> **What the task asks**:
Set the listing down again in full, word for word, with the pictures left out.

* begin Data provided *

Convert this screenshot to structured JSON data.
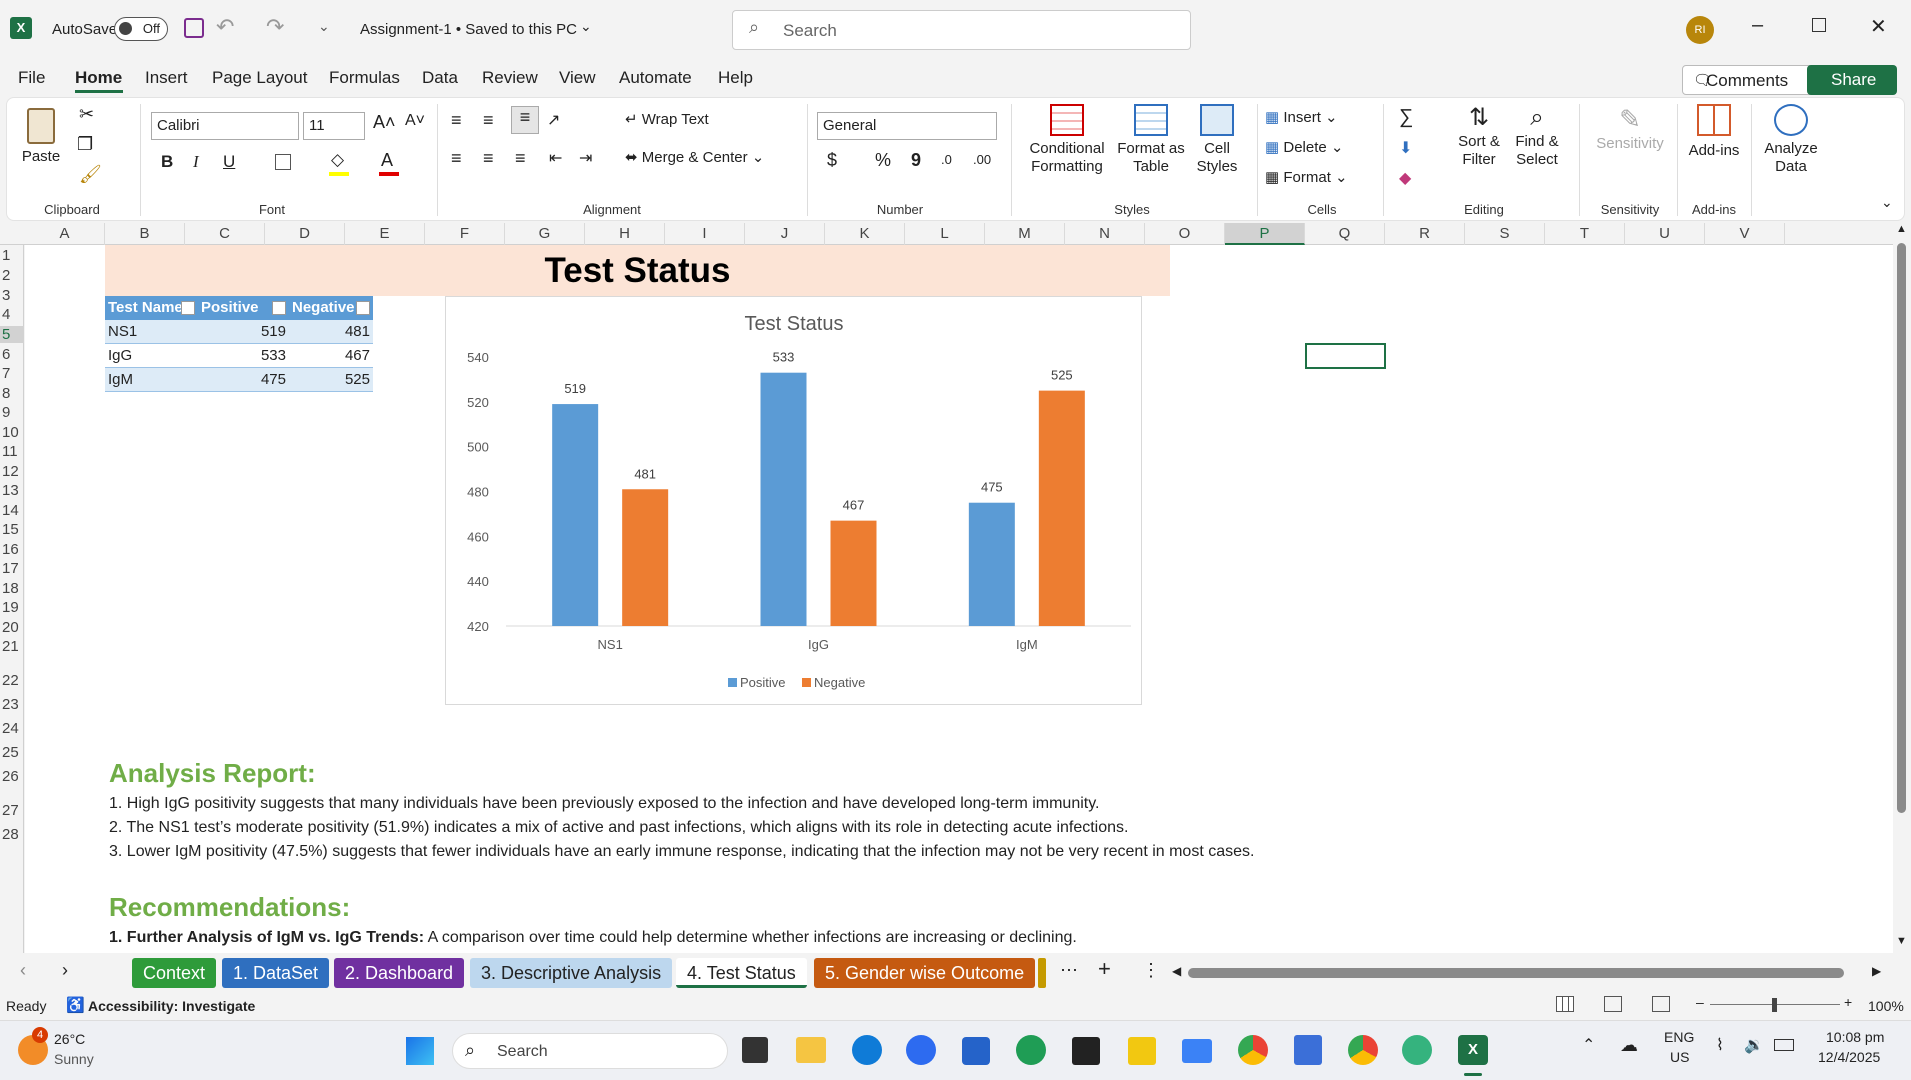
{
  "titlebar": {
    "autosave_label": "AutoSave",
    "autosave_state": "Off",
    "doc_title": "Assignment-1 • Saved to this PC",
    "search_placeholder": "Search",
    "avatar_initials": "RI"
  },
  "menu": {
    "items": [
      "File",
      "Home",
      "Insert",
      "Page Layout",
      "Formulas",
      "Data",
      "Review",
      "View",
      "Automate",
      "Help"
    ],
    "active": "Home",
    "comments": "Comments",
    "share": "Share"
  },
  "ribbon": {
    "clipboard": {
      "paste": "Paste",
      "label": "Clipboard"
    },
    "font": {
      "name": "Calibri",
      "size": "11",
      "label": "Font"
    },
    "alignment": {
      "wrap": "Wrap Text",
      "merge": "Merge & Center",
      "label": "Alignment"
    },
    "number": {
      "format": "General",
      "label": "Number"
    },
    "styles": {
      "cond1": "Conditional",
      "cond2": "Formatting",
      "fmt1": "Format as",
      "fmt2": "Table",
      "cell1": "Cell",
      "cell2": "Styles",
      "label": "Styles"
    },
    "cells": {
      "insert": "Insert",
      "delete": "Delete",
      "format": "Format",
      "label": "Cells"
    },
    "editing": {
      "sort1": "Sort &",
      "sort2": "Filter",
      "find1": "Find &",
      "find2": "Select",
      "label": "Editing"
    },
    "sensitivity": {
      "btn": "Sensitivity",
      "label": "Sensitivity"
    },
    "addins": {
      "btn": "Add-ins",
      "label": "Add-ins"
    },
    "analyze": {
      "l1": "Analyze",
      "l2": "Data"
    }
  },
  "columns": [
    "A",
    "B",
    "C",
    "D",
    "E",
    "F",
    "G",
    "H",
    "I",
    "J",
    "K",
    "L",
    "M",
    "N",
    "O",
    "P",
    "Q",
    "R",
    "S",
    "T",
    "U",
    "V"
  ],
  "rows": [
    "1",
    "2",
    "3",
    "4",
    "5",
    "6",
    "7",
    "8",
    "9",
    "10",
    "11",
    "12",
    "13",
    "14",
    "15",
    "16",
    "17",
    "18",
    "19",
    "20",
    "21",
    "22",
    "23",
    "24",
    "25",
    "26",
    "27",
    "28"
  ],
  "sheet_title": "Test Status",
  "table": {
    "headers": [
      "Test Name",
      "Positive",
      "Negative"
    ],
    "rows": [
      [
        "NS1",
        "519",
        "481"
      ],
      [
        "IgG",
        "533",
        "467"
      ],
      [
        "IgM",
        "475",
        "525"
      ]
    ]
  },
  "chart_data": {
    "type": "bar",
    "title": "Test Status",
    "categories": [
      "NS1",
      "IgG",
      "IgM"
    ],
    "series": [
      {
        "name": "Positive",
        "values": [
          519,
          533,
          475
        ],
        "color": "#5b9bd5"
      },
      {
        "name": "Negative",
        "values": [
          481,
          467,
          525
        ],
        "color": "#ed7d31"
      }
    ],
    "ylim": [
      420,
      540
    ],
    "yticks": [
      "540",
      "520",
      "500",
      "480",
      "460",
      "440",
      "420"
    ],
    "legend": "bottom",
    "grid": false
  },
  "report": {
    "heading": "Analysis Report:",
    "lines": [
      "1. High IgG positivity suggests that many individuals have been previously exposed to the infection and have developed long-term immunity.",
      "2. The NS1 test’s moderate positivity (51.9%) indicates a mix of active and past infections, which aligns with its role in detecting acute infections.",
      "3. Lower IgM positivity (47.5%) suggests that fewer individuals have an early immune response, indicating that the infection may not be very recent in most cases."
    ],
    "rec_heading": "Recommendations:",
    "rec_bold": "1. Further Analysis of IgM vs. IgG Trends:",
    "rec_text": " A comparison over time could help determine whether infections are increasing or declining."
  },
  "tabs": [
    {
      "label": "Context",
      "color": "#2e9b3a"
    },
    {
      "label": "1. DataSet",
      "color": "#2f6fbf"
    },
    {
      "label": "2. Dashboard",
      "color": "#7030a0"
    },
    {
      "label": "3. Descriptive Analysis",
      "color": "#bdd7ee"
    },
    {
      "label": "4. Test Status",
      "color": "#ffffff"
    },
    {
      "label": "5. Gender wise Outcome",
      "color": "#c55a11"
    }
  ],
  "status": {
    "ready": "Ready",
    "accessibility": "Accessibility: Investigate",
    "zoom": "100%"
  },
  "taskbar": {
    "temp": "26°C",
    "weather": "Sunny",
    "badge": "4",
    "search": "Search",
    "lang1": "ENG",
    "lang2": "US",
    "time": "10:08 pm",
    "date": "12/4/2025"
  }
}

* end Data provided *

> **Output of the exercise**:
Convert this screenshot to structured JSON data.
{
  "titlebar": {
    "autosave_label": "AutoSave",
    "autosave_state": "Off",
    "doc_title": "Assignment-1 • Saved to this PC",
    "search_placeholder": "Search",
    "avatar_initials": "RI"
  },
  "menu": {
    "items": [
      "File",
      "Home",
      "Insert",
      "Page Layout",
      "Formulas",
      "Data",
      "Review",
      "View",
      "Automate",
      "Help"
    ],
    "active": "Home",
    "comments": "Comments",
    "share": "Share"
  },
  "ribbon": {
    "clipboard": {
      "paste": "Paste",
      "label": "Clipboard"
    },
    "font": {
      "name": "Calibri",
      "size": "11",
      "label": "Font"
    },
    "alignment": {
      "wrap": "Wrap Text",
      "merge": "Merge & Center",
      "label": "Alignment"
    },
    "number": {
      "format": "General",
      "label": "Number"
    },
    "styles": {
      "cond1": "Conditional",
      "cond2": "Formatting",
      "fmt1": "Format as",
      "fmt2": "Table",
      "cell1": "Cell",
      "cell2": "Styles",
      "label": "Styles"
    },
    "cells": {
      "insert": "Insert",
      "delete": "Delete",
      "format": "Format",
      "label": "Cells"
    },
    "editing": {
      "sort1": "Sort &",
      "sort2": "Filter",
      "find1": "Find &",
      "find2": "Select",
      "label": "Editing"
    },
    "sensitivity": {
      "btn": "Sensitivity",
      "label": "Sensitivity"
    },
    "addins": {
      "btn": "Add-ins",
      "label": "Add-ins"
    },
    "analyze": {
      "l1": "Analyze",
      "l2": "Data"
    }
  },
  "columns": [
    "A",
    "B",
    "C",
    "D",
    "E",
    "F",
    "G",
    "H",
    "I",
    "J",
    "K",
    "L",
    "M",
    "N",
    "O",
    "P",
    "Q",
    "R",
    "S",
    "T",
    "U",
    "V"
  ],
  "rows": [
    "1",
    "2",
    "3",
    "4",
    "5",
    "6",
    "7",
    "8",
    "9",
    "10",
    "11",
    "12",
    "13",
    "14",
    "15",
    "16",
    "17",
    "18",
    "19",
    "20",
    "21",
    "22",
    "23",
    "24",
    "25",
    "26",
    "27",
    "28"
  ],
  "sheet_title": "Test Status",
  "table": {
    "headers": [
      "Test Name",
      "Positive",
      "Negative"
    ],
    "rows": [
      [
        "NS1",
        "519",
        "481"
      ],
      [
        "IgG",
        "533",
        "467"
      ],
      [
        "IgM",
        "475",
        "525"
      ]
    ]
  },
  "chart_data": {
    "type": "bar",
    "title": "Test Status",
    "categories": [
      "NS1",
      "IgG",
      "IgM"
    ],
    "series": [
      {
        "name": "Positive",
        "values": [
          519,
          533,
          475
        ],
        "color": "#5b9bd5"
      },
      {
        "name": "Negative",
        "values": [
          481,
          467,
          525
        ],
        "color": "#ed7d31"
      }
    ],
    "ylim": [
      420,
      540
    ],
    "yticks": [
      "540",
      "520",
      "500",
      "480",
      "460",
      "440",
      "420"
    ],
    "legend": "bottom",
    "grid": false
  },
  "report": {
    "heading": "Analysis Report:",
    "lines": [
      "1. High IgG positivity suggests that many individuals have been previously exposed to the infection and have developed long-term immunity.",
      "2. The NS1 test’s moderate positivity (51.9%) indicates a mix of active and past infections, which aligns with its role in detecting acute infections.",
      "3. Lower IgM positivity (47.5%) suggests that fewer individuals have an early immune response, indicating that the infection may not be very recent in most cases."
    ],
    "rec_heading": "Recommendations:",
    "rec_bold": "1. Further Analysis of IgM vs. IgG Trends:",
    "rec_text": " A comparison over time could help determine whether infections are increasing or declining."
  },
  "tabs": [
    {
      "label": "Context",
      "color": "#2e9b3a"
    },
    {
      "label": "1. DataSet",
      "color": "#2f6fbf"
    },
    {
      "label": "2. Dashboard",
      "color": "#7030a0"
    },
    {
      "label": "3. Descriptive Analysis",
      "color": "#bdd7ee"
    },
    {
      "label": "4. Test Status",
      "color": "#ffffff"
    },
    {
      "label": "5. Gender wise Outcome",
      "color": "#c55a11"
    }
  ],
  "status": {
    "ready": "Ready",
    "accessibility": "Accessibility: Investigate",
    "zoom": "100%"
  },
  "taskbar": {
    "temp": "26°C",
    "weather": "Sunny",
    "badge": "4",
    "search": "Search",
    "lang1": "ENG",
    "lang2": "US",
    "time": "10:08 pm",
    "date": "12/4/2025"
  }
}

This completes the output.